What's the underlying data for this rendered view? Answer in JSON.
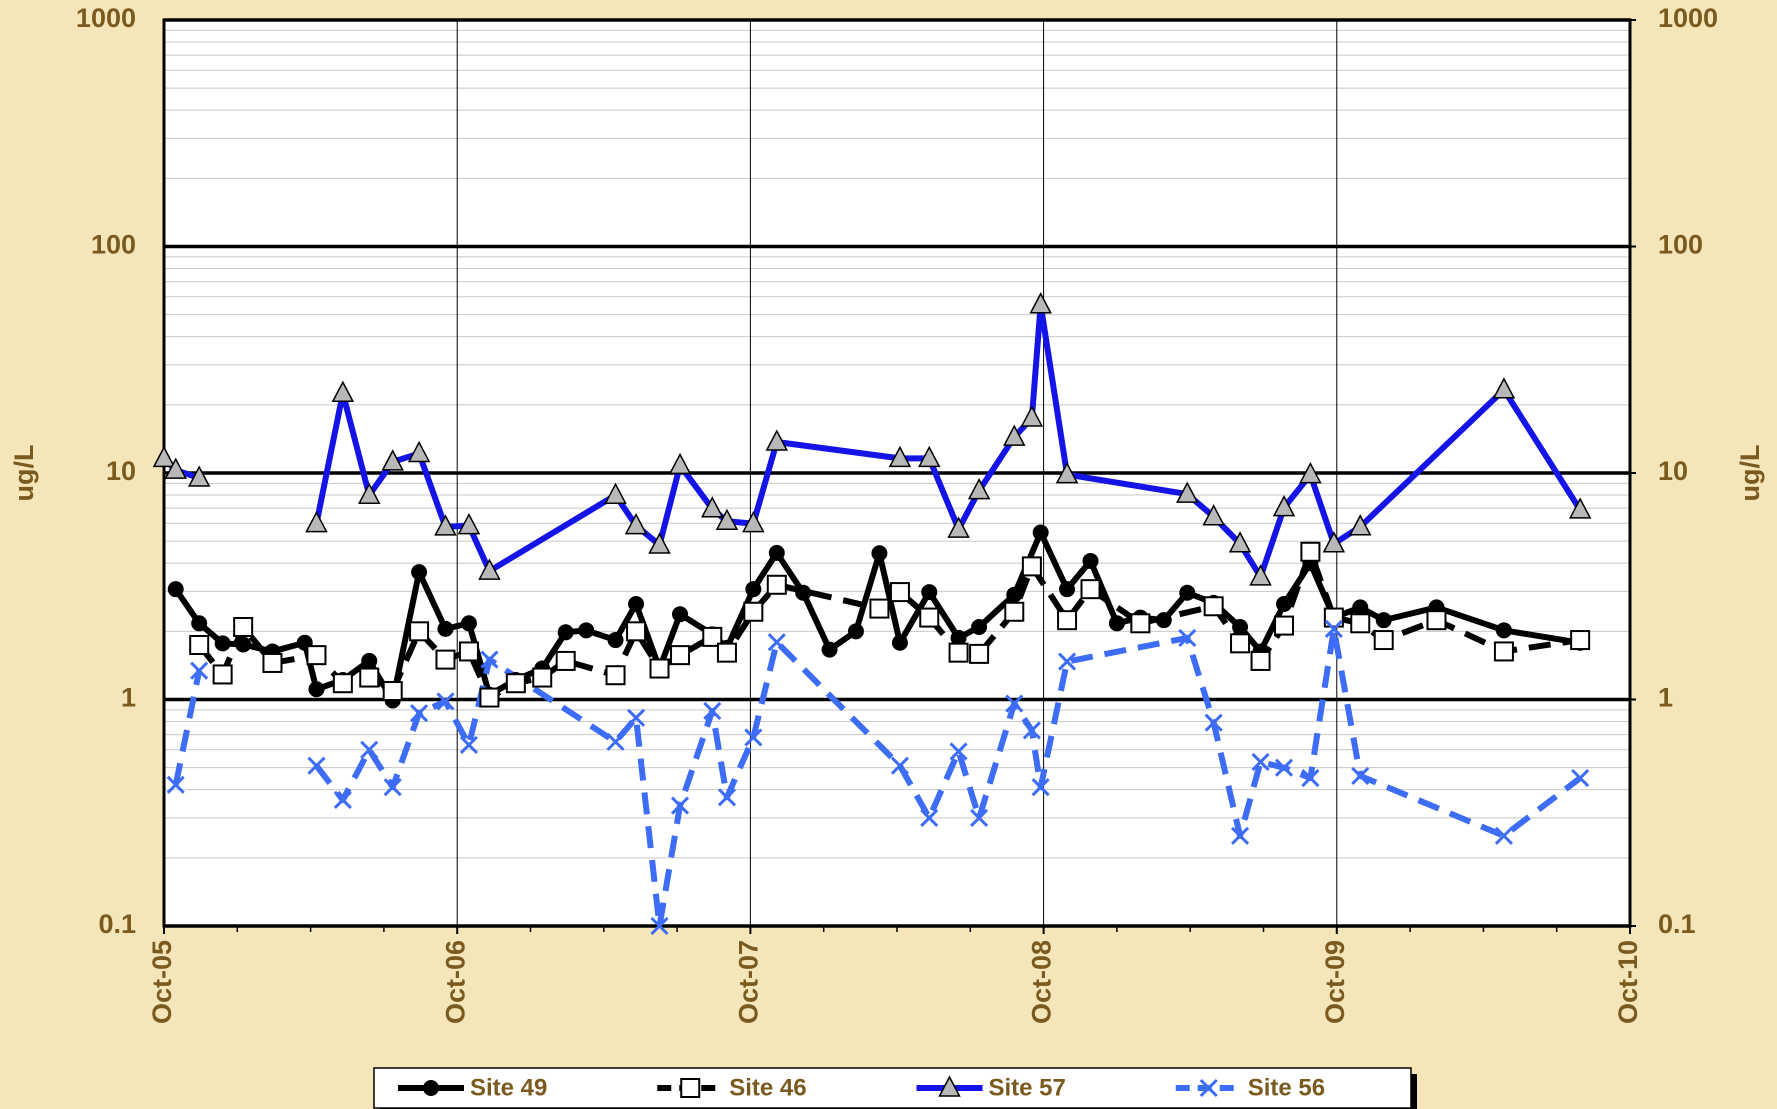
{
  "chart_data": {
    "type": "line",
    "y_label": "ug/L",
    "y2_label": "ug/L",
    "log_scale": true,
    "grid": true,
    "minor_grid": true,
    "xlim": [
      2005.75,
      2010.75
    ],
    "xticks": [
      {
        "value": 2005.75,
        "label": "Oct-05"
      },
      {
        "value": 2006.75,
        "label": "Oct-06"
      },
      {
        "value": 2007.75,
        "label": "Oct-07"
      },
      {
        "value": 2008.75,
        "label": "Oct-08"
      },
      {
        "value": 2009.75,
        "label": "Oct-09"
      },
      {
        "value": 2010.75,
        "label": "Oct-10"
      }
    ],
    "ylim": [
      0.1,
      1000
    ],
    "yticks": [
      0.1,
      1,
      10,
      100,
      1000
    ],
    "y2lim": [
      0.1,
      1000
    ],
    "y2ticks": [
      0.1,
      1,
      10,
      100,
      1000
    ],
    "legend": "bottom",
    "series": [
      {
        "name": "Site 49",
        "color": "#000000",
        "dash": false,
        "marker": "circle",
        "x": [
          2005.79,
          2005.87,
          2005.95,
          2006.02,
          2006.12,
          2006.23,
          2006.27,
          2006.36,
          2006.45,
          2006.53,
          2006.62,
          2006.71,
          2006.79,
          2006.86,
          2006.95,
          2007.04,
          2007.12,
          2007.19,
          2007.29,
          2007.36,
          2007.44,
          2007.51,
          2007.62,
          2007.67,
          2007.76,
          2007.84,
          2007.93,
          2008.02,
          2008.11,
          2008.19,
          2008.26,
          2008.36,
          2008.46,
          2008.53,
          2008.65,
          2008.74,
          2008.83,
          2008.91,
          2009.0,
          2009.08,
          2009.16,
          2009.24,
          2009.33,
          2009.42,
          2009.49,
          2009.57,
          2009.66,
          2009.74,
          2009.83,
          2009.91,
          2010.09,
          2010.32,
          2010.58
        ],
        "values": [
          3.07,
          2.17,
          1.77,
          1.75,
          1.63,
          1.78,
          1.11,
          1.22,
          1.48,
          0.99,
          3.65,
          2.05,
          2.17,
          1.05,
          1.22,
          1.37,
          1.98,
          2.02,
          1.83,
          2.64,
          1.37,
          2.38,
          1.94,
          1.69,
          3.07,
          4.44,
          2.96,
          1.66,
          2.0,
          4.42,
          1.78,
          2.98,
          1.87,
          2.09,
          2.9,
          5.46,
          3.07,
          4.09,
          2.17,
          2.3,
          2.24,
          2.96,
          2.67,
          2.09,
          1.63,
          2.64,
          4.0,
          2.3,
          2.55,
          2.24,
          2.55,
          2.02,
          1.78
        ]
      },
      {
        "name": "Site 46",
        "color": "#000000",
        "dash": true,
        "marker": "square",
        "x": [
          2005.87,
          2005.95,
          2006.02,
          2006.12,
          2006.27,
          2006.36,
          2006.45,
          2006.53,
          2006.62,
          2006.71,
          2006.79,
          2006.86,
          2006.95,
          2007.04,
          2007.12,
          2007.29,
          2007.36,
          2007.44,
          2007.51,
          2007.62,
          2007.67,
          2007.76,
          2007.84,
          2008.19,
          2008.26,
          2008.36,
          2008.46,
          2008.53,
          2008.65,
          2008.71,
          2008.83,
          2008.91,
          2009.08,
          2009.33,
          2009.42,
          2009.49,
          2009.57,
          2009.66,
          2009.74,
          2009.83,
          2009.91,
          2010.09,
          2010.32,
          2010.58
        ],
        "values": [
          1.74,
          1.29,
          2.09,
          1.45,
          1.57,
          1.18,
          1.25,
          1.09,
          2.0,
          1.5,
          1.63,
          1.02,
          1.18,
          1.25,
          1.48,
          1.28,
          2.0,
          1.37,
          1.57,
          1.89,
          1.61,
          2.44,
          3.21,
          2.52,
          2.98,
          2.3,
          1.61,
          1.59,
          2.44,
          3.87,
          2.24,
          3.07,
          2.17,
          2.58,
          1.77,
          1.48,
          2.12,
          4.49,
          2.3,
          2.17,
          1.83,
          2.24,
          1.63,
          1.83
        ]
      },
      {
        "name": "Site 57",
        "color": "#1414e6",
        "dash": false,
        "marker": "triangle",
        "x": [
          2005.75,
          2005.79,
          2005.87,
          null,
          2006.27,
          2006.36,
          2006.45,
          2006.53,
          2006.62,
          2006.71,
          2006.79,
          2006.86,
          2007.29,
          2007.36,
          2007.44,
          2007.51,
          2007.62,
          2007.67,
          2007.76,
          2007.84,
          2008.26,
          2008.36,
          2008.46,
          2008.53,
          2008.65,
          2008.71,
          2008.74,
          2008.83,
          2009.24,
          2009.33,
          2009.42,
          2009.49,
          2009.57,
          2009.66,
          2009.74,
          2009.83,
          2010.32,
          2010.58
        ],
        "values": [
          11.6,
          10.3,
          9.5,
          null,
          5.98,
          22.5,
          7.98,
          11.2,
          12.2,
          5.78,
          5.86,
          3.69,
          7.98,
          5.86,
          4.81,
          10.8,
          6.95,
          6.12,
          5.98,
          13.7,
          11.6,
          11.6,
          5.65,
          8.36,
          14.4,
          17.5,
          55.3,
          9.84,
          8.07,
          6.41,
          4.87,
          3.48,
          7.03,
          9.84,
          4.87,
          5.79,
          23.3,
          6.87
        ]
      },
      {
        "name": "Site 56",
        "color": "#3d6cf5",
        "dash": true,
        "marker": "x",
        "x": [
          2005.79,
          2005.87,
          null,
          2006.27,
          2006.36,
          2006.45,
          2006.53,
          2006.62,
          2006.71,
          2006.79,
          2006.86,
          2007.29,
          2007.36,
          2007.44,
          2007.51,
          2007.62,
          2007.67,
          2007.76,
          2007.84,
          2008.26,
          2008.36,
          2008.46,
          2008.53,
          2008.65,
          2008.71,
          2008.74,
          2008.83,
          2009.24,
          2009.33,
          2009.42,
          2009.49,
          2009.57,
          2009.66,
          2009.74,
          2009.83,
          2010.32,
          2010.58
        ],
        "values": [
          0.42,
          1.34,
          null,
          0.51,
          0.36,
          0.6,
          0.41,
          0.87,
          0.98,
          0.63,
          1.5,
          0.65,
          0.83,
          0.1,
          0.34,
          0.89,
          0.37,
          0.68,
          1.79,
          0.51,
          0.3,
          0.59,
          0.3,
          0.96,
          0.73,
          0.41,
          1.47,
          1.87,
          0.79,
          0.25,
          0.53,
          0.5,
          0.45,
          2.05,
          0.46,
          0.25,
          0.45
        ]
      }
    ]
  }
}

• WRITTEN PROBLEM
Exactly as written, return every line of the listing, but not the pictures.

• WORKED ANSWER
What's the underlying data for this rendered view? Answer in JSON.
{
  "chart_data": {
    "type": "line",
    "y_label": "ug/L",
    "y2_label": "ug/L",
    "log_scale": true,
    "grid": true,
    "minor_grid": true,
    "xlim": [
      2005.75,
      2010.75
    ],
    "xticks": [
      {
        "value": 2005.75,
        "label": "Oct-05"
      },
      {
        "value": 2006.75,
        "label": "Oct-06"
      },
      {
        "value": 2007.75,
        "label": "Oct-07"
      },
      {
        "value": 2008.75,
        "label": "Oct-08"
      },
      {
        "value": 2009.75,
        "label": "Oct-09"
      },
      {
        "value": 2010.75,
        "label": "Oct-10"
      }
    ],
    "ylim": [
      0.1,
      1000
    ],
    "yticks": [
      0.1,
      1,
      10,
      100,
      1000
    ],
    "y2lim": [
      0.1,
      1000
    ],
    "y2ticks": [
      0.1,
      1,
      10,
      100,
      1000
    ],
    "legend": "bottom",
    "series": [
      {
        "name": "Site 49",
        "color": "#000000",
        "dash": false,
        "marker": "circle",
        "x": [
          2005.79,
          2005.87,
          2005.95,
          2006.02,
          2006.12,
          2006.23,
          2006.27,
          2006.36,
          2006.45,
          2006.53,
          2006.62,
          2006.71,
          2006.79,
          2006.86,
          2006.95,
          2007.04,
          2007.12,
          2007.19,
          2007.29,
          2007.36,
          2007.44,
          2007.51,
          2007.62,
          2007.67,
          2007.76,
          2007.84,
          2007.93,
          2008.02,
          2008.11,
          2008.19,
          2008.26,
          2008.36,
          2008.46,
          2008.53,
          2008.65,
          2008.74,
          2008.83,
          2008.91,
          2009.0,
          2009.08,
          2009.16,
          2009.24,
          2009.33,
          2009.42,
          2009.49,
          2009.57,
          2009.66,
          2009.74,
          2009.83,
          2009.91,
          2010.09,
          2010.32,
          2010.58
        ],
        "values": [
          3.07,
          2.17,
          1.77,
          1.75,
          1.63,
          1.78,
          1.11,
          1.22,
          1.48,
          0.99,
          3.65,
          2.05,
          2.17,
          1.05,
          1.22,
          1.37,
          1.98,
          2.02,
          1.83,
          2.64,
          1.37,
          2.38,
          1.94,
          1.69,
          3.07,
          4.44,
          2.96,
          1.66,
          2.0,
          4.42,
          1.78,
          2.98,
          1.87,
          2.09,
          2.9,
          5.46,
          3.07,
          4.09,
          2.17,
          2.3,
          2.24,
          2.96,
          2.67,
          2.09,
          1.63,
          2.64,
          4.0,
          2.3,
          2.55,
          2.24,
          2.55,
          2.02,
          1.78
        ]
      },
      {
        "name": "Site 46",
        "color": "#000000",
        "dash": true,
        "marker": "square",
        "x": [
          2005.87,
          2005.95,
          2006.02,
          2006.12,
          2006.27,
          2006.36,
          2006.45,
          2006.53,
          2006.62,
          2006.71,
          2006.79,
          2006.86,
          2006.95,
          2007.04,
          2007.12,
          2007.29,
          2007.36,
          2007.44,
          2007.51,
          2007.62,
          2007.67,
          2007.76,
          2007.84,
          2008.19,
          2008.26,
          2008.36,
          2008.46,
          2008.53,
          2008.65,
          2008.71,
          2008.83,
          2008.91,
          2009.08,
          2009.33,
          2009.42,
          2009.49,
          2009.57,
          2009.66,
          2009.74,
          2009.83,
          2009.91,
          2010.09,
          2010.32,
          2010.58
        ],
        "values": [
          1.74,
          1.29,
          2.09,
          1.45,
          1.57,
          1.18,
          1.25,
          1.09,
          2.0,
          1.5,
          1.63,
          1.02,
          1.18,
          1.25,
          1.48,
          1.28,
          2.0,
          1.37,
          1.57,
          1.89,
          1.61,
          2.44,
          3.21,
          2.52,
          2.98,
          2.3,
          1.61,
          1.59,
          2.44,
          3.87,
          2.24,
          3.07,
          2.17,
          2.58,
          1.77,
          1.48,
          2.12,
          4.49,
          2.3,
          2.17,
          1.83,
          2.24,
          1.63,
          1.83
        ]
      },
      {
        "name": "Site 57",
        "color": "#1414e6",
        "dash": false,
        "marker": "triangle",
        "x": [
          2005.75,
          2005.79,
          2005.87,
          null,
          2006.27,
          2006.36,
          2006.45,
          2006.53,
          2006.62,
          2006.71,
          2006.79,
          2006.86,
          2007.29,
          2007.36,
          2007.44,
          2007.51,
          2007.62,
          2007.67,
          2007.76,
          2007.84,
          2008.26,
          2008.36,
          2008.46,
          2008.53,
          2008.65,
          2008.71,
          2008.74,
          2008.83,
          2009.24,
          2009.33,
          2009.42,
          2009.49,
          2009.57,
          2009.66,
          2009.74,
          2009.83,
          2010.32,
          2010.58
        ],
        "values": [
          11.6,
          10.3,
          9.5,
          null,
          5.98,
          22.5,
          7.98,
          11.2,
          12.2,
          5.78,
          5.86,
          3.69,
          7.98,
          5.86,
          4.81,
          10.8,
          6.95,
          6.12,
          5.98,
          13.7,
          11.6,
          11.6,
          5.65,
          8.36,
          14.4,
          17.5,
          55.3,
          9.84,
          8.07,
          6.41,
          4.87,
          3.48,
          7.03,
          9.84,
          4.87,
          5.79,
          23.3,
          6.87
        ]
      },
      {
        "name": "Site 56",
        "color": "#3d6cf5",
        "dash": true,
        "marker": "x",
        "x": [
          2005.79,
          2005.87,
          null,
          2006.27,
          2006.36,
          2006.45,
          2006.53,
          2006.62,
          2006.71,
          2006.79,
          2006.86,
          2007.29,
          2007.36,
          2007.44,
          2007.51,
          2007.62,
          2007.67,
          2007.76,
          2007.84,
          2008.26,
          2008.36,
          2008.46,
          2008.53,
          2008.65,
          2008.71,
          2008.74,
          2008.83,
          2009.24,
          2009.33,
          2009.42,
          2009.49,
          2009.57,
          2009.66,
          2009.74,
          2009.83,
          2010.32,
          2010.58
        ],
        "values": [
          0.42,
          1.34,
          null,
          0.51,
          0.36,
          0.6,
          0.41,
          0.87,
          0.98,
          0.63,
          1.5,
          0.65,
          0.83,
          0.1,
          0.34,
          0.89,
          0.37,
          0.68,
          1.79,
          0.51,
          0.3,
          0.59,
          0.3,
          0.96,
          0.73,
          0.41,
          1.47,
          1.87,
          0.79,
          0.25,
          0.53,
          0.5,
          0.45,
          2.05,
          0.46,
          0.25,
          0.45
        ]
      }
    ]
  }
}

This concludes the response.